GIVEN INSTRUCTION:
Each line containing the word "empirical" needs to be copied.

◇ ◇ ◇

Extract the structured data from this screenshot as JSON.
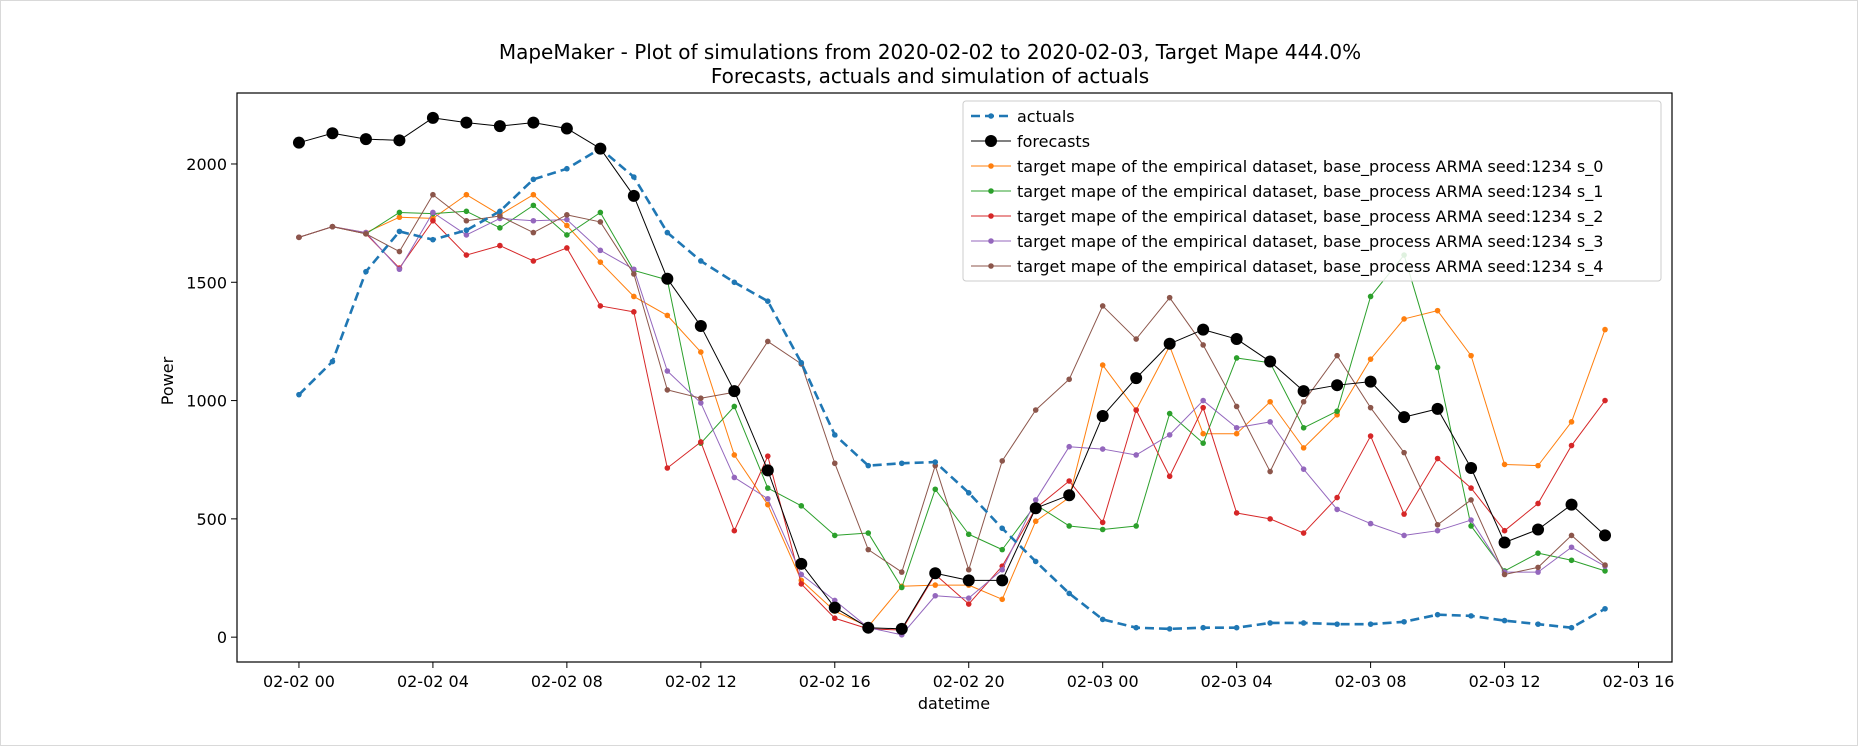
{
  "chart_data": {
    "type": "line",
    "title": "MapeMaker - Plot of simulations from 2020-02-02 to 2020-02-03, Target Mape 444.0%",
    "subtitle": "Forecasts, actuals and simulation of actuals",
    "xlabel": "datetime",
    "ylabel": "Power",
    "x_ticks": [
      "02-02 00",
      "02-02 04",
      "02-02 08",
      "02-02 12",
      "02-02 16",
      "02-02 20",
      "02-03 00",
      "02-03 04",
      "02-03 08",
      "02-03 12",
      "02-03 16"
    ],
    "y_ticks": [
      0,
      500,
      1000,
      1500,
      2000
    ],
    "x_range_hours": [
      -1.85,
      41.0
    ],
    "y_range": [
      -105,
      2300
    ],
    "grid": false,
    "legend_position": "top-right",
    "x_hours": [
      0,
      1,
      2,
      3,
      4,
      5,
      6,
      7,
      8,
      9,
      10,
      11,
      12,
      13,
      14,
      15,
      16,
      17,
      18,
      19,
      20,
      21,
      22,
      23,
      24,
      25,
      26,
      27,
      28,
      29,
      30,
      31,
      32,
      33,
      34,
      35,
      36,
      37,
      38,
      39
    ],
    "series": [
      {
        "name": "actuals",
        "color": "#1f77b4",
        "style": "dashed",
        "values": [
          1025,
          1165,
          1545,
          1715,
          1680,
          1720,
          1800,
          1935,
          1980,
          2065,
          1945,
          1710,
          1590,
          1500,
          1420,
          1160,
          855,
          725,
          735,
          740,
          610,
          460,
          320,
          185,
          75,
          40,
          35,
          40,
          40,
          60,
          60,
          55,
          55,
          65,
          95,
          90,
          70,
          55,
          40,
          120
        ]
      },
      {
        "name": "forecasts",
        "color": "#000000",
        "style": "solid-big",
        "values": [
          2090,
          2130,
          2105,
          2100,
          2195,
          2175,
          2160,
          2175,
          2150,
          2065,
          1865,
          1515,
          1315,
          1040,
          705,
          310,
          125,
          40,
          35,
          270,
          240,
          240,
          545,
          600,
          935,
          1095,
          1240,
          1300,
          1260,
          1165,
          1040,
          1065,
          1080,
          930,
          965,
          715,
          400,
          455,
          560,
          430
        ]
      },
      {
        "name": "target mape  of the empirical dataset, base_process ARMA  seed:1234 s_0",
        "color": "#ff7f0e",
        "style": "solid",
        "values": [
          1690,
          1735,
          1710,
          1775,
          1770,
          1870,
          1785,
          1870,
          1740,
          1585,
          1440,
          1360,
          1205,
          770,
          560,
          240,
          110,
          45,
          215,
          220,
          220,
          160,
          490,
          590,
          1150,
          960,
          1230,
          860,
          860,
          995,
          800,
          940,
          1175,
          1345,
          1380,
          1190,
          730,
          725,
          910,
          1300
        ]
      },
      {
        "name": "target mape  of the empirical dataset, base_process ARMA  seed:1234 s_1",
        "color": "#2ca02c",
        "style": "solid",
        "values": [
          1690,
          1735,
          1705,
          1795,
          1790,
          1800,
          1730,
          1825,
          1700,
          1795,
          1550,
          1510,
          820,
          975,
          630,
          555,
          430,
          440,
          210,
          625,
          435,
          370,
          560,
          470,
          455,
          470,
          945,
          820,
          1180,
          1160,
          885,
          955,
          1440,
          1615,
          1140,
          470,
          280,
          355,
          325,
          280
        ]
      },
      {
        "name": "target mape  of the empirical dataset, base_process ARMA  seed:1234 s_2",
        "color": "#d62728",
        "style": "solid",
        "values": [
          1690,
          1735,
          1705,
          1560,
          1760,
          1615,
          1655,
          1590,
          1645,
          1400,
          1375,
          715,
          825,
          450,
          765,
          225,
          80,
          35,
          30,
          265,
          140,
          300,
          545,
          660,
          485,
          960,
          680,
          970,
          525,
          500,
          440,
          590,
          850,
          520,
          755,
          630,
          450,
          565,
          810,
          1000
        ]
      },
      {
        "name": "target mape  of the empirical dataset, base_process ARMA  seed:1234 s_3",
        "color": "#9467bd",
        "style": "solid",
        "values": [
          1690,
          1735,
          1710,
          1555,
          1795,
          1700,
          1770,
          1760,
          1765,
          1635,
          1555,
          1125,
          990,
          675,
          585,
          265,
          155,
          40,
          10,
          175,
          165,
          285,
          580,
          805,
          795,
          770,
          855,
          1000,
          885,
          910,
          710,
          540,
          480,
          430,
          450,
          495,
          275,
          275,
          380,
          300
        ]
      },
      {
        "name": "target mape  of the empirical dataset, base_process ARMA  seed:1234 s_4",
        "color": "#8c564b",
        "style": "solid",
        "values": [
          1690,
          1735,
          1705,
          1630,
          1870,
          1760,
          1780,
          1710,
          1785,
          1755,
          1535,
          1045,
          1010,
          1035,
          1250,
          1155,
          735,
          370,
          275,
          725,
          285,
          745,
          960,
          1090,
          1400,
          1260,
          1435,
          1235,
          975,
          700,
          995,
          1190,
          970,
          780,
          475,
          580,
          265,
          295,
          430,
          305
        ]
      }
    ]
  }
}
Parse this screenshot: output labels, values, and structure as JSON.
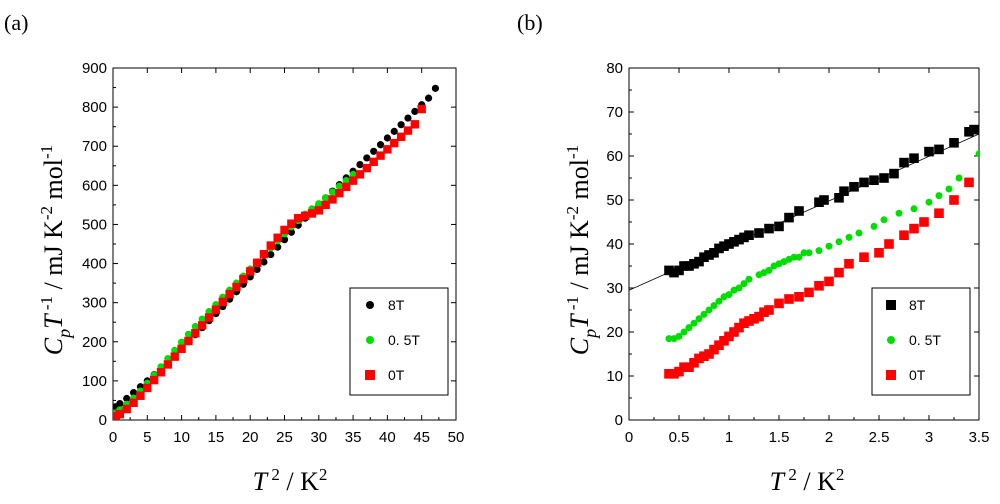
{
  "chart_data": [
    {
      "panel_label": "(a)",
      "type": "scatter",
      "xlabel": "T 2 / K2",
      "ylabel": "CpT -1 / mJ K-2 mol-1",
      "xlim": [
        0,
        50
      ],
      "ylim": [
        0,
        900
      ],
      "xticks": [
        "0",
        "5",
        "10",
        "15",
        "20",
        "25",
        "30",
        "35",
        "40",
        "45",
        "50"
      ],
      "yticks": [
        "0",
        "100",
        "200",
        "300",
        "400",
        "500",
        "600",
        "700",
        "800",
        "900"
      ],
      "legend_position": "bottom-right",
      "series": [
        {
          "name": "8T",
          "marker": "circle",
          "color": "#000000",
          "x": [
            0.4,
            1,
            2,
            3,
            4,
            5,
            6,
            7,
            8,
            9,
            10,
            11,
            12,
            13,
            14,
            15,
            16,
            17,
            18,
            19,
            20,
            21,
            22,
            23,
            24,
            25,
            26,
            27,
            28,
            29,
            30,
            31,
            32,
            33,
            34,
            35,
            36,
            37,
            38,
            39,
            40,
            41,
            42,
            43,
            44,
            45,
            46,
            47
          ],
          "y": [
            34,
            42,
            55,
            70,
            85,
            100,
            116,
            132,
            149,
            166,
            183,
            200,
            218,
            236,
            254,
            272,
            290,
            309,
            328,
            347,
            366,
            385,
            404,
            423,
            442,
            461,
            480,
            498,
            516,
            534,
            551,
            568,
            585,
            602,
            619,
            636,
            653,
            670,
            687,
            704,
            721,
            738,
            755,
            772,
            789,
            806,
            823,
            848
          ]
        },
        {
          "name": "0. 5T",
          "marker": "circle",
          "color": "#00dd00",
          "x": [
            0.4,
            1,
            2,
            3,
            4,
            5,
            6,
            7,
            8,
            9,
            10,
            11,
            12,
            13,
            14,
            15,
            16,
            17,
            18,
            19,
            20,
            21,
            22,
            23,
            24,
            25,
            26,
            27,
            28,
            29,
            30,
            31,
            32,
            33,
            34,
            35
          ],
          "y": [
            18,
            26,
            40,
            56,
            74,
            94,
            115,
            136,
            157,
            178,
            199,
            219,
            239,
            258,
            277,
            295,
            314,
            332,
            350,
            368,
            386,
            404,
            422,
            440,
            458,
            476,
            494,
            510,
            526,
            540,
            553,
            568,
            583,
            598,
            612,
            628
          ]
        },
        {
          "name": "0T",
          "marker": "square",
          "color": "#ff0000",
          "x": [
            0.4,
            1,
            2,
            3,
            4,
            5,
            6,
            7,
            8,
            9,
            10,
            11,
            12,
            13,
            14,
            15,
            16,
            17,
            18,
            19,
            20,
            21,
            22,
            23,
            24,
            25,
            26,
            27,
            28,
            29,
            30,
            31,
            32,
            33,
            34,
            35,
            36,
            37,
            38,
            39,
            40,
            41,
            42,
            43,
            44,
            45
          ],
          "y": [
            10,
            15,
            28,
            44,
            62,
            82,
            102,
            122,
            142,
            162,
            182,
            202,
            222,
            242,
            262,
            282,
            302,
            322,
            340,
            360,
            380,
            402,
            424,
            446,
            466,
            486,
            502,
            516,
            522,
            528,
            536,
            550,
            564,
            580,
            596,
            612,
            628,
            644,
            660,
            676,
            692,
            708,
            724,
            740,
            756,
            795
          ]
        }
      ]
    },
    {
      "panel_label": "(b)",
      "type": "scatter",
      "xlabel": "T 2 / K2",
      "ylabel": "CpT -1 / mJ K-2 mol-1",
      "xlim": [
        0,
        3.5
      ],
      "ylim": [
        0,
        80
      ],
      "xticks": [
        "0",
        "0.5",
        "1",
        "1.5",
        "2",
        "2.5",
        "3",
        "3.5"
      ],
      "yticks": [
        "0",
        "10",
        "20",
        "30",
        "40",
        "50",
        "60",
        "70",
        "80"
      ],
      "legend_position": "bottom-right",
      "fit_line": {
        "x": [
          0,
          3.5
        ],
        "y": [
          29.5,
          65
        ]
      },
      "series": [
        {
          "name": "8T",
          "marker": "square",
          "color": "#000000",
          "x": [
            0.4,
            0.45,
            0.5,
            0.55,
            0.6,
            0.65,
            0.7,
            0.75,
            0.8,
            0.85,
            0.9,
            0.95,
            1.0,
            1.05,
            1.1,
            1.15,
            1.2,
            1.3,
            1.4,
            1.5,
            1.6,
            1.7,
            1.9,
            1.95,
            2.1,
            2.15,
            2.25,
            2.35,
            2.45,
            2.55,
            2.65,
            2.75,
            2.85,
            3.0,
            3.1,
            3.25,
            3.4,
            3.45
          ],
          "y": [
            34,
            33.5,
            34,
            35,
            35,
            35.5,
            36,
            37,
            37.5,
            38,
            39,
            39.5,
            40,
            40.5,
            41,
            41.5,
            42,
            42.5,
            43.5,
            44,
            46,
            47.5,
            49.5,
            50,
            50.5,
            52,
            53,
            54,
            54.5,
            55,
            56,
            58.5,
            59.5,
            61,
            61.5,
            63,
            65.5,
            66
          ]
        },
        {
          "name": "0. 5T",
          "marker": "circle",
          "color": "#00dd00",
          "x": [
            0.4,
            0.45,
            0.5,
            0.55,
            0.6,
            0.65,
            0.7,
            0.75,
            0.8,
            0.85,
            0.9,
            0.95,
            1.0,
            1.05,
            1.1,
            1.15,
            1.2,
            1.3,
            1.35,
            1.4,
            1.45,
            1.5,
            1.55,
            1.6,
            1.65,
            1.7,
            1.75,
            1.8,
            1.9,
            2.0,
            2.1,
            2.2,
            2.3,
            2.45,
            2.55,
            2.7,
            2.85,
            3.0,
            3.1,
            3.2,
            3.3,
            3.5
          ],
          "y": [
            18.5,
            18.5,
            19,
            20,
            21,
            22,
            23,
            24,
            25,
            26,
            27,
            28,
            28.5,
            29.5,
            30,
            31,
            32,
            33,
            33.5,
            34,
            35,
            35.5,
            36,
            36.5,
            37,
            37,
            38,
            38,
            38.5,
            39.5,
            40.5,
            41.5,
            42.5,
            44,
            45.5,
            47,
            48,
            49.5,
            51,
            52.5,
            55,
            60.5
          ]
        },
        {
          "name": "0T",
          "marker": "square",
          "color": "#ff0000",
          "x": [
            0.4,
            0.45,
            0.5,
            0.55,
            0.6,
            0.65,
            0.7,
            0.75,
            0.8,
            0.85,
            0.9,
            0.95,
            1.0,
            1.05,
            1.1,
            1.15,
            1.2,
            1.25,
            1.3,
            1.35,
            1.4,
            1.5,
            1.6,
            1.7,
            1.8,
            1.9,
            2.0,
            2.1,
            2.2,
            2.35,
            2.5,
            2.6,
            2.75,
            2.85,
            2.95,
            3.1,
            3.25,
            3.4
          ],
          "y": [
            10.5,
            10.5,
            11,
            12,
            12,
            13,
            14,
            14.5,
            15,
            16,
            17,
            18,
            19,
            20,
            21,
            22,
            22.5,
            23,
            23.5,
            24.5,
            25,
            26.5,
            27.5,
            28,
            29,
            30.5,
            31.5,
            33.5,
            35.5,
            37,
            38,
            40,
            42,
            43.5,
            45,
            47,
            50,
            54
          ]
        }
      ]
    }
  ]
}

◇ ◇ ◇

COMPLETE ANSWER:
        "name": "target mape  of the empirical dataset, base_process ARMA  seed:1234 s_0",
        "name": "target mape  of the empirical dataset, base_process ARMA  seed:1234 s_1",
        "name": "target mape  of the empirical dataset, base_process ARMA  seed:1234 s_2",
        "name": "target mape  of the empirical dataset, base_process ARMA  seed:1234 s_3",
        "name": "target mape  of the empirical dataset, base_process ARMA  seed:1234 s_4",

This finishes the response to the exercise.